:: ENTRIES ::

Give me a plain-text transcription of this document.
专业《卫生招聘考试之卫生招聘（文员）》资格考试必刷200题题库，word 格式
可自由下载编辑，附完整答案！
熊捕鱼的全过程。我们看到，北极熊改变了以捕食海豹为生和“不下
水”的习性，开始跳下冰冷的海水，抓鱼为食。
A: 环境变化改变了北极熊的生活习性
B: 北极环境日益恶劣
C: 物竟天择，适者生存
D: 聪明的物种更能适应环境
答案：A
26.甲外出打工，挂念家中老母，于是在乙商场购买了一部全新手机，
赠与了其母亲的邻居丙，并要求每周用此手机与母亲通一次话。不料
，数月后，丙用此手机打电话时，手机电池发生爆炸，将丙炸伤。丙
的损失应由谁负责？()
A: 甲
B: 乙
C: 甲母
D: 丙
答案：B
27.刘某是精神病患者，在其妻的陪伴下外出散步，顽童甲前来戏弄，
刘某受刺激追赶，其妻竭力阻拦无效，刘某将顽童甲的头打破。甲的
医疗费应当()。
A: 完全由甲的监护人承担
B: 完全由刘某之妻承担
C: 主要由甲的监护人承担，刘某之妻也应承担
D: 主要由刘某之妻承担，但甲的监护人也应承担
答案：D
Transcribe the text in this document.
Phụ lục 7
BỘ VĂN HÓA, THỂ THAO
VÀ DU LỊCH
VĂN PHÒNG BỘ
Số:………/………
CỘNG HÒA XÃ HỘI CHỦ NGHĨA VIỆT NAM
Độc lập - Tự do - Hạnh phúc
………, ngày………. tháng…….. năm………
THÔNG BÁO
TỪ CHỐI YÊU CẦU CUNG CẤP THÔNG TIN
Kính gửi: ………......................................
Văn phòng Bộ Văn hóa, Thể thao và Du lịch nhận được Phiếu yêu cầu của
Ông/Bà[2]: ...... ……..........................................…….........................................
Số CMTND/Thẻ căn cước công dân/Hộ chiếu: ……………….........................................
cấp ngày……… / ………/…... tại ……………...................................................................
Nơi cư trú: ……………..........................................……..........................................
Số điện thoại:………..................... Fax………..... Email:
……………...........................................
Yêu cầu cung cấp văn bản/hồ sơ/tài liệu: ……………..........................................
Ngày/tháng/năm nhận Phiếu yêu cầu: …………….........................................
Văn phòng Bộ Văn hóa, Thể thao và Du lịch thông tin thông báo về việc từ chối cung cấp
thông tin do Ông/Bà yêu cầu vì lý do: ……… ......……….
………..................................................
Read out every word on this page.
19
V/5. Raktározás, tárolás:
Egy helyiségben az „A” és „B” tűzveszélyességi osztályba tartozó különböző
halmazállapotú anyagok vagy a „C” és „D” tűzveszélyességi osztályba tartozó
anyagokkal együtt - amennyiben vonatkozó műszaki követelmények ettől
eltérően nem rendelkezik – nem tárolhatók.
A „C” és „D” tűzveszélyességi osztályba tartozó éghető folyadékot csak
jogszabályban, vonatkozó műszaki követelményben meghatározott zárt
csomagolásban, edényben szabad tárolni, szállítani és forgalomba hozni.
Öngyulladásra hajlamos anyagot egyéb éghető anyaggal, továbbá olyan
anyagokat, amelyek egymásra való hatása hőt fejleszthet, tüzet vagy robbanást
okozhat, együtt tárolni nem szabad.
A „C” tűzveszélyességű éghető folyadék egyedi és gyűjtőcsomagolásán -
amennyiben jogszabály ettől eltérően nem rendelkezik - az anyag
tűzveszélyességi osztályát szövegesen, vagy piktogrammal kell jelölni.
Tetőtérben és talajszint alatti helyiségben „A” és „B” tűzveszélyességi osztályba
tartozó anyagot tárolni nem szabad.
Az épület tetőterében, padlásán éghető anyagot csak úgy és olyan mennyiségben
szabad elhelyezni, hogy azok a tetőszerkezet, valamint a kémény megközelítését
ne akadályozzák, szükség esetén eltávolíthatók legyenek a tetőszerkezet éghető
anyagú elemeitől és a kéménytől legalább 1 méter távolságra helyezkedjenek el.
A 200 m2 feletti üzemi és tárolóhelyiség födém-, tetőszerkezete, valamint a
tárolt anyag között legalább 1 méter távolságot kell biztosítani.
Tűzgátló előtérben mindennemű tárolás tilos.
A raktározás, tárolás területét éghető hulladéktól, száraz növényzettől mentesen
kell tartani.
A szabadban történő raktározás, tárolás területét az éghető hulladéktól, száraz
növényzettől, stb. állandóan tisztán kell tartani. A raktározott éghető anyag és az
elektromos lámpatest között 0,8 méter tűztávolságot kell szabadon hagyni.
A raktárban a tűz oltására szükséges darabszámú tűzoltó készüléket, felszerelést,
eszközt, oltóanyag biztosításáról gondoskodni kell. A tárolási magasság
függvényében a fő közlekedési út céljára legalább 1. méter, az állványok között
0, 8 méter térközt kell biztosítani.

:::

- **WRITTEN PROBLEM**: Reproduce each line of the material above precisely.

- **WORKED ANSWER**:
Give me a plain-text transcription of this document.
专业《卫生招聘考试之卫生招聘（文员）》资格考试必刷200题题库，word 格式
可自由下载编辑，附完整答案！
熊捕鱼的全过程。我们看到，北极熊改变了以捕食海豹为生和“不下
水”的习性，开始跳下冰冷的海水，抓鱼为食。
A: 环境变化改变了北极熊的生活习性
B: 北极环境日益恶劣
C: 物竟天择，适者生存
D: 聪明的物种更能适应环境
答案：A
26.甲外出打工，挂念家中老母，于是在乙商场购买了一部全新手机，
赠与了其母亲的邻居丙，并要求每周用此手机与母亲通一次话。不料
，数月后，丙用此手机打电话时，手机电池发生爆炸，将丙炸伤。丙
的损失应由谁负责？()
A: 甲
B: 乙
C: 甲母
D: 丙
答案：B
27.刘某是精神病患者，在其妻的陪伴下外出散步，顽童甲前来戏弄，
刘某受刺激追赶，其妻竭力阻拦无效，刘某将顽童甲的头打破。甲的
医疗费应当()。
A: 完全由甲的监护人承担
B: 完全由刘某之妻承担
C: 主要由甲的监护人承担，刘某之妻也应承担
D: 主要由刘某之妻承担，但甲的监护人也应承担
答案：D
Transcribe the text in this document.
Phụ lục 7
BỘ VĂN HÓA, THỂ THAO
VÀ DU LỊCH
VĂN PHÒNG BỘ
Số:………/………
CỘNG HÒA XÃ HỘI CHỦ NGHĨA VIỆT NAM
Độc lập - Tự do - Hạnh phúc
………, ngày………. tháng…….. năm………
THÔNG BÁO
TỪ CHỐI YÊU CẦU CUNG CẤP THÔNG TIN
Kính gửi: ………......................................
Văn phòng Bộ Văn hóa, Thể thao và Du lịch nhận được Phiếu yêu cầu của
Ông/Bà[2]: ...... ……..........................................…….........................................
Số CMTND/Thẻ căn cước công dân/Hộ chiếu: ……………….........................................
cấp ngày……… / ………/…... tại ……………...................................................................
Nơi cư trú: ……………..........................................……..........................................
Số điện thoại:………..................... Fax………..... Email:
……………...........................................
Yêu cầu cung cấp văn bản/hồ sơ/tài liệu: ……………..........................................
Ngày/tháng/năm nhận Phiếu yêu cầu: …………….........................................
Văn phòng Bộ Văn hóa, Thể thao và Du lịch thông tin thông báo về việc từ chối cung cấp
thông tin do Ông/Bà yêu cầu vì lý do: ……… ......……….
………..................................................
Read out every word on this page.
19
V/5. Raktározás, tárolás:
Egy helyiségben az „A” és „B” tűzveszélyességi osztályba tartozó különböző
halmazállapotú anyagok vagy a „C” és „D” tűzveszélyességi osztályba tartozó
anyagokkal együtt - amennyiben vonatkozó műszaki követelmények ettől
eltérően nem rendelkezik – nem tárolhatók.
A „C” és „D” tűzveszélyességi osztályba tartozó éghető folyadékot csak
jogszabályban, vonatkozó műszaki követelményben meghatározott zárt
csomagolásban, edényben szabad tárolni, szállítani és forgalomba hozni.
Öngyulladásra hajlamos anyagot egyéb éghető anyaggal, továbbá olyan
anyagokat, amelyek egymásra való hatása hőt fejleszthet, tüzet vagy robbanást
okozhat, együtt tárolni nem szabad.
A „C” tűzveszélyességű éghető folyadék egyedi és gyűjtőcsomagolásán -
amennyiben jogszabály ettől eltérően nem rendelkezik - az anyag
tűzveszélyességi osztályát szövegesen, vagy piktogrammal kell jelölni.
Tetőtérben és talajszint alatti helyiségben „A” és „B” tűzveszélyességi osztályba
tartozó anyagot tárolni nem szabad.
Az épület tetőterében, padlásán éghető anyagot csak úgy és olyan mennyiségben
szabad elhelyezni, hogy azok a tetőszerkezet, valamint a kémény megközelítését
ne akadályozzák, szükség esetén eltávolíthatók legyenek a tetőszerkezet éghető
anyagú elemeitől és a kéménytől legalább 1 méter távolságra helyezkedjenek el.
A 200 m2 feletti üzemi és tárolóhelyiség födém-, tetőszerkezete, valamint a
tárolt anyag között legalább 1 méter távolságot kell biztosítani.
Tűzgátló előtérben mindennemű tárolás tilos.
A raktározás, tárolás területét éghető hulladéktól, száraz növényzettől mentesen
kell tartani.
A szabadban történő raktározás, tárolás területét az éghető hulladéktól, száraz
növényzettől, stb. állandóan tisztán kell tartani. A raktározott éghető anyag és az
elektromos lámpatest között 0,8 méter tűztávolságot kell szabadon hagyni.
A raktárban a tűz oltására szükséges darabszámú tűzoltó készüléket, felszerelést,
eszközt, oltóanyag biztosításáról gondoskodni kell. A tárolási magasság
függvényében a fő közlekedési út céljára legalább 1. méter, az állványok között
0, 8 méter térközt kell biztosítani.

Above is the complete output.